_WORK TO BE COMPLETED_
Edit the listing starting at its first line and ending at the line that contains "x-tick-label: 70% [756, 458, 780, 466]", replacing "business" with "company" and keeping everything else the same. Give back only those lines.

_DATASET ROWS_
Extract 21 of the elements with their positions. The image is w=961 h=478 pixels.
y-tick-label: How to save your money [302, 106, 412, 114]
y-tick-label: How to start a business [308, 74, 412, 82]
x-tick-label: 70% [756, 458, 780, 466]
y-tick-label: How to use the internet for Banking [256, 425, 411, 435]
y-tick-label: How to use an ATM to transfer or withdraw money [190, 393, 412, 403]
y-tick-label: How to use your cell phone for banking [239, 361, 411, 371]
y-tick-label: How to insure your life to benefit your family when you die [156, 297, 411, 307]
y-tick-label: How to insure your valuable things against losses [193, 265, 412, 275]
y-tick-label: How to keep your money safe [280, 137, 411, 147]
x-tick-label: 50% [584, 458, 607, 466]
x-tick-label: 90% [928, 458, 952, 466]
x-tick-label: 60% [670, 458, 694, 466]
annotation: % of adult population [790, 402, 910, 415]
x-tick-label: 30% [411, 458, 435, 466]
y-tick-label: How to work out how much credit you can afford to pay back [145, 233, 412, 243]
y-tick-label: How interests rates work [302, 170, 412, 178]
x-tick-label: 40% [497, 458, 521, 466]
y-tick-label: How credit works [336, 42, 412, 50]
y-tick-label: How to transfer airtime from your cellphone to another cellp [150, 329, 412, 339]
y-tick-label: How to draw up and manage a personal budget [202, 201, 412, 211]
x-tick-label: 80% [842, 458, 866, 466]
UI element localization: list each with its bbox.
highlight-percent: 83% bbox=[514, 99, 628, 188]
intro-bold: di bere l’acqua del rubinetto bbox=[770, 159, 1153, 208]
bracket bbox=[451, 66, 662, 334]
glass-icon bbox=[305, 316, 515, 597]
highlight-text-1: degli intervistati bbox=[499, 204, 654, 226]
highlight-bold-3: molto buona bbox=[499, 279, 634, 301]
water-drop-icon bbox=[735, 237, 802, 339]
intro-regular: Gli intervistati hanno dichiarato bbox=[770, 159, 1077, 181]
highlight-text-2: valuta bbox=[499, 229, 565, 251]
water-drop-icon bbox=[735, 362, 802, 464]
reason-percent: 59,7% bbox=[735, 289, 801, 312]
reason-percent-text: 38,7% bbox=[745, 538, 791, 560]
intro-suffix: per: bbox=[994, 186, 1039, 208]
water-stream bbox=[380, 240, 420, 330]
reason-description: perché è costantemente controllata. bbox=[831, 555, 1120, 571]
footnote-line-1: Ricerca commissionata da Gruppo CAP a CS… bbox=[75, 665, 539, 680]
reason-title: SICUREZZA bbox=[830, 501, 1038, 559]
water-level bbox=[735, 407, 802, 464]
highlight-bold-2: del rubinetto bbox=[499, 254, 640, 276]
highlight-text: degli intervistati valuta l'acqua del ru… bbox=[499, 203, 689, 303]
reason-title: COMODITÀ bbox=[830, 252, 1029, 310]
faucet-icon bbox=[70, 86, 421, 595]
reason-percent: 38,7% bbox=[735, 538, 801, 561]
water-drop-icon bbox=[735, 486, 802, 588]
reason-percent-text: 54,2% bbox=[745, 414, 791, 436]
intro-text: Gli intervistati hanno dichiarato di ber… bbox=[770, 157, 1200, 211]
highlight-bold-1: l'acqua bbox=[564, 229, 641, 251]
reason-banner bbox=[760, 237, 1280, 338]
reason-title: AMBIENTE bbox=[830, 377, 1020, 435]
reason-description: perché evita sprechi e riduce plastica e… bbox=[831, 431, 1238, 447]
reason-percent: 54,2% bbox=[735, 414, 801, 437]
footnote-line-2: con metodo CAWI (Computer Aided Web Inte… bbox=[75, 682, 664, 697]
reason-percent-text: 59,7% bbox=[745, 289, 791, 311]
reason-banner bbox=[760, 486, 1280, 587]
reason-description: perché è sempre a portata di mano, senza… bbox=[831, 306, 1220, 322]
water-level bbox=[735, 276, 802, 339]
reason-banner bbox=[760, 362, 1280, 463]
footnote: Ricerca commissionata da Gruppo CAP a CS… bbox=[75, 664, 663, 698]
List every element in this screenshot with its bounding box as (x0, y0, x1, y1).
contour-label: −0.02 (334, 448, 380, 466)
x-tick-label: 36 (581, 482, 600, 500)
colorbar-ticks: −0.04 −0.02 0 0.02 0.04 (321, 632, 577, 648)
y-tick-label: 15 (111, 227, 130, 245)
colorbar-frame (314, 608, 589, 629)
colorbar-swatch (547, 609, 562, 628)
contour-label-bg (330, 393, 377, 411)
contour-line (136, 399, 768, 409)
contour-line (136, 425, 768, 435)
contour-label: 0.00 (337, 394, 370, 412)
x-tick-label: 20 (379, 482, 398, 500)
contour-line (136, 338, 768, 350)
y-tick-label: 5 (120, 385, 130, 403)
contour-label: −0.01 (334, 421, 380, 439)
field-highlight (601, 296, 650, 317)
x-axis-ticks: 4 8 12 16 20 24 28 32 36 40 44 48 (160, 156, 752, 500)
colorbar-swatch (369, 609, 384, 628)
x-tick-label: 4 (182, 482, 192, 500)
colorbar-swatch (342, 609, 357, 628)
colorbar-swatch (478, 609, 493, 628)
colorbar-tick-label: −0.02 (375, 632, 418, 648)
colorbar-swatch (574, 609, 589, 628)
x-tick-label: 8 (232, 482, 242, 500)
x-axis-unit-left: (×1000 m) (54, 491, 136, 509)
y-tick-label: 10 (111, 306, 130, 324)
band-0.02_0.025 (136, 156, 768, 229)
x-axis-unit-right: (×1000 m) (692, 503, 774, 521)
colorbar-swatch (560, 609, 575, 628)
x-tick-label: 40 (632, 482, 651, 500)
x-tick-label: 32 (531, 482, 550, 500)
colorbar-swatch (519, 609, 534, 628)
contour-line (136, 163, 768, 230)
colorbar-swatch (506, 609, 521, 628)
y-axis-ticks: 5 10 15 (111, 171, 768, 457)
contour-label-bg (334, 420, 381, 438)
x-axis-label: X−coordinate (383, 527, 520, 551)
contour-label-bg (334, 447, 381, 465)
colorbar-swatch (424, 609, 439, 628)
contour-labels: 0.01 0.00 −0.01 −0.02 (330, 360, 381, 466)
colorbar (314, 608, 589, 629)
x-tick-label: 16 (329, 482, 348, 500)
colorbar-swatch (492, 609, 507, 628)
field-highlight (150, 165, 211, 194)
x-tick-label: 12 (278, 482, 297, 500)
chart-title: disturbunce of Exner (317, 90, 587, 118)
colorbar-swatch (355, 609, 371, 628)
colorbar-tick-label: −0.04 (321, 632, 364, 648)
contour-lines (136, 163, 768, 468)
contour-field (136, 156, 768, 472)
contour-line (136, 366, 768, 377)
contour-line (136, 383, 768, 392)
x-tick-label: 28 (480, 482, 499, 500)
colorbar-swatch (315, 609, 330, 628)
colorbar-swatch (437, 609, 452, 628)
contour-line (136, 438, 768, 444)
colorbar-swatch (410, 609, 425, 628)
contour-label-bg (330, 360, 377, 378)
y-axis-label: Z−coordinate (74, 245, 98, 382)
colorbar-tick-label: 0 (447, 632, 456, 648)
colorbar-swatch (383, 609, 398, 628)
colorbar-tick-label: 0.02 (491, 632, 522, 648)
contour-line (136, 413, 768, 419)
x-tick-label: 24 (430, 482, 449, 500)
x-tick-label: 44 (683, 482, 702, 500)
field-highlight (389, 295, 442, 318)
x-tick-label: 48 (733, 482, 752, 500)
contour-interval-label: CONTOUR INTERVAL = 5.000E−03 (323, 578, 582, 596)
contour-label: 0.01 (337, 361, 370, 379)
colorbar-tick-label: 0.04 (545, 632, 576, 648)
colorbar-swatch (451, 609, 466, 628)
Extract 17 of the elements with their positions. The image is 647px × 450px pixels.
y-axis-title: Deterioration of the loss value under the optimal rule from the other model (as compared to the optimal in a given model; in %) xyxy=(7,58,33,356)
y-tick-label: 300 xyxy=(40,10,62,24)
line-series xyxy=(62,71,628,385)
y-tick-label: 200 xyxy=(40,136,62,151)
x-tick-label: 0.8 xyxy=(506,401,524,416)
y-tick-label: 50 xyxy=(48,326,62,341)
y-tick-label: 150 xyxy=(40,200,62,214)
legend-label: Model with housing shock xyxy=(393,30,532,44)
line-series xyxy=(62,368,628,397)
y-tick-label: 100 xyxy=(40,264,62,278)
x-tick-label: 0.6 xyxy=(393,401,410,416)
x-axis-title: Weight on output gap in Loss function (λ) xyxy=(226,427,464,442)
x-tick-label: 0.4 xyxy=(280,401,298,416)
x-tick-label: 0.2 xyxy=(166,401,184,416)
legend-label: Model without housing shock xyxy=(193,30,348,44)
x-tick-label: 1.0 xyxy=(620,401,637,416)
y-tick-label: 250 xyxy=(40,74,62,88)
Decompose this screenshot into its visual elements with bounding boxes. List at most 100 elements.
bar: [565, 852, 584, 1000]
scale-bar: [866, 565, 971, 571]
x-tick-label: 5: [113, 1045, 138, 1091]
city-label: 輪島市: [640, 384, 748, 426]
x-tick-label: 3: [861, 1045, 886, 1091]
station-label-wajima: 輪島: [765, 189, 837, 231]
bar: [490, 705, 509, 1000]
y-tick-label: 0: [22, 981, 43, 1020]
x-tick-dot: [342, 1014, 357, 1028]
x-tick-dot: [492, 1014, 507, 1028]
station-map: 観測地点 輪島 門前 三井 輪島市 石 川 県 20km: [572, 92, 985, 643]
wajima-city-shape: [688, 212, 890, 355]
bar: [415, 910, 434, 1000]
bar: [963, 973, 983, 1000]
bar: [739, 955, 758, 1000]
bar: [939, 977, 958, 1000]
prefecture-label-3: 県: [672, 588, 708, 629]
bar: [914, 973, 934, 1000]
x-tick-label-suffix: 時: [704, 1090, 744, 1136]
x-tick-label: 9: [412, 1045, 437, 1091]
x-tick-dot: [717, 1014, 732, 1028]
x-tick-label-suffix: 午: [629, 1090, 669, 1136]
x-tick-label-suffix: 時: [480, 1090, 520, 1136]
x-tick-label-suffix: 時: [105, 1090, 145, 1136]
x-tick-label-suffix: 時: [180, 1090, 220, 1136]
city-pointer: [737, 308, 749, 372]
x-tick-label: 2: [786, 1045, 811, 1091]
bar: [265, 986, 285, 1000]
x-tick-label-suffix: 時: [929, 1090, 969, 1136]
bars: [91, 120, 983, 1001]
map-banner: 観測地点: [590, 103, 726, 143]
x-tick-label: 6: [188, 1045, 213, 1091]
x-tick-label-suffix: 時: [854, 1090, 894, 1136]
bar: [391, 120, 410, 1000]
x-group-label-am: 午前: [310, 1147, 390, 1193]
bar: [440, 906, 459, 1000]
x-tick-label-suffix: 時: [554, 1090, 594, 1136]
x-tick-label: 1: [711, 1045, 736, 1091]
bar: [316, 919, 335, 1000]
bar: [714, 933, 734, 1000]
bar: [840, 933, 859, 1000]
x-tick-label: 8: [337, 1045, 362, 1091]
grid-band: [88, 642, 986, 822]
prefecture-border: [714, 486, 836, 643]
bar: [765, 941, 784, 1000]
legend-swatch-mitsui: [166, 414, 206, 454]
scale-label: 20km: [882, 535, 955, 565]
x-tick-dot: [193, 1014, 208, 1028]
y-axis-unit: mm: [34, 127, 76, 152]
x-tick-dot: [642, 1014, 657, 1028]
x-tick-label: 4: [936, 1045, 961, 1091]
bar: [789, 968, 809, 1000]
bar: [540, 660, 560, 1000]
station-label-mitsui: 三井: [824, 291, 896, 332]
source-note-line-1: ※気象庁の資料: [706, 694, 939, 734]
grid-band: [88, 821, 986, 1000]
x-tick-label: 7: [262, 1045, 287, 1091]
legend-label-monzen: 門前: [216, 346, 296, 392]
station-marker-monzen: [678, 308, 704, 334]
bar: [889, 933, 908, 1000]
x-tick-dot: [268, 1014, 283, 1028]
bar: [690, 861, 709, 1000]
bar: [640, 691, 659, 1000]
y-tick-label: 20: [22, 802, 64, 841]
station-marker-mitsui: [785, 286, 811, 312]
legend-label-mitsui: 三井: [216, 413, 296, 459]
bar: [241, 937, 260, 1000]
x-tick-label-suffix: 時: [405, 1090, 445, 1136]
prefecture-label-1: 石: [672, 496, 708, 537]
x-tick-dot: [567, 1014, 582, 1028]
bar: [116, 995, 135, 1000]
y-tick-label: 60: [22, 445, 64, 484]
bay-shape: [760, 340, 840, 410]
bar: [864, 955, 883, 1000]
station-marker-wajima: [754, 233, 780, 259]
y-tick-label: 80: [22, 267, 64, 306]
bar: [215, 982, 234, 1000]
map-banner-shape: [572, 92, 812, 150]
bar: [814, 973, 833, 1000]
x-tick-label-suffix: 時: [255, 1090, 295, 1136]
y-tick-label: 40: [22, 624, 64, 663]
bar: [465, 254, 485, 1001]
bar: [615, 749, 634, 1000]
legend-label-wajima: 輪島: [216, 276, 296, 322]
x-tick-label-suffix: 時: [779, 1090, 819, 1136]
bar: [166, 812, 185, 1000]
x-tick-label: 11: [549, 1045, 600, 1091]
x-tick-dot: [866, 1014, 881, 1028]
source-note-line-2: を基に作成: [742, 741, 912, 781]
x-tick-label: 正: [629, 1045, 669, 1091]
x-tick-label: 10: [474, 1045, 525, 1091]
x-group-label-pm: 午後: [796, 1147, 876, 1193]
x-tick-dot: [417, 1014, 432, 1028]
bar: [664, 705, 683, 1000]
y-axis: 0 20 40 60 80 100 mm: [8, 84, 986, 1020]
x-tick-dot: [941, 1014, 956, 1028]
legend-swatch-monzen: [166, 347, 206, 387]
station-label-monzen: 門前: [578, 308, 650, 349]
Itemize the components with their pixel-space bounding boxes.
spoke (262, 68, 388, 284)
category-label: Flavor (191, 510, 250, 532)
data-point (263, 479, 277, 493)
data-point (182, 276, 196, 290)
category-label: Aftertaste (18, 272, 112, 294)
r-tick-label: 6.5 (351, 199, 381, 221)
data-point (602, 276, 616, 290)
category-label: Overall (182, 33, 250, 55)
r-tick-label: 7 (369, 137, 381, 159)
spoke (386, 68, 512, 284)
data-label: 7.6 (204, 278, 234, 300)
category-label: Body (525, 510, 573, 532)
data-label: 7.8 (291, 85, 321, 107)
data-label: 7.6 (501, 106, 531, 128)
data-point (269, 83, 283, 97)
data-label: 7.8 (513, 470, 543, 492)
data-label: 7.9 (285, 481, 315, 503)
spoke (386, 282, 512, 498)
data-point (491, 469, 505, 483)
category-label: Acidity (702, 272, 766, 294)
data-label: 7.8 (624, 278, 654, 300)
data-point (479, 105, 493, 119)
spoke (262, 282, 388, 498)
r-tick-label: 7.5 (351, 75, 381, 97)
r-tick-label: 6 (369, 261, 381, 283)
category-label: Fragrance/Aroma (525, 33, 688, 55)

_REPLY TO THE TASK_
Extract 21 of the elements with their positions. The image is w=961 h=478 pixels.
y-tick-label: How to save your money [302, 106, 412, 114]
y-tick-label: How to start a company [308, 74, 412, 82]
x-tick-label: 70% [756, 458, 780, 466]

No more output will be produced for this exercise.